_RECORD SET_
__________
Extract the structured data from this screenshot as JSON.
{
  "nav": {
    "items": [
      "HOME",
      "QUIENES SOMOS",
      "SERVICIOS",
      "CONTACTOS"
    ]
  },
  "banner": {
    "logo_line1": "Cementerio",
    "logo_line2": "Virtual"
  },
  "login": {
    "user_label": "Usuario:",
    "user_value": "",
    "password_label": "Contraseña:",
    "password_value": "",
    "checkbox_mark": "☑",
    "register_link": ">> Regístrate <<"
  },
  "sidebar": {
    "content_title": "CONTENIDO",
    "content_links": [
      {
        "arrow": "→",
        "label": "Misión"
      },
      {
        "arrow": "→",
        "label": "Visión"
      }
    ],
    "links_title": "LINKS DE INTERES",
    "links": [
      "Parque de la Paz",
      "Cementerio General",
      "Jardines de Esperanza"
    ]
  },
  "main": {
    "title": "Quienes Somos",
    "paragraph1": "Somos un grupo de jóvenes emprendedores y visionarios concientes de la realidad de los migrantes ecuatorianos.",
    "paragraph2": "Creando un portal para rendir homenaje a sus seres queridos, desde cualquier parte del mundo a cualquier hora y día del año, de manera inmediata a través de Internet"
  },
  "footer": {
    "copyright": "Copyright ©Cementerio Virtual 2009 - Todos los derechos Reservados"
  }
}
__________
_BRIEF_
Scan the listing above and identify each line holding the string "Cementerio"; copy every such line.

_RESPONSE_
    "logo_line1": "Cementerio",
      "Cementerio General",
    "copyright": "Copyright ©Cementerio Virtual 2009 - Todos los derechos Reservados"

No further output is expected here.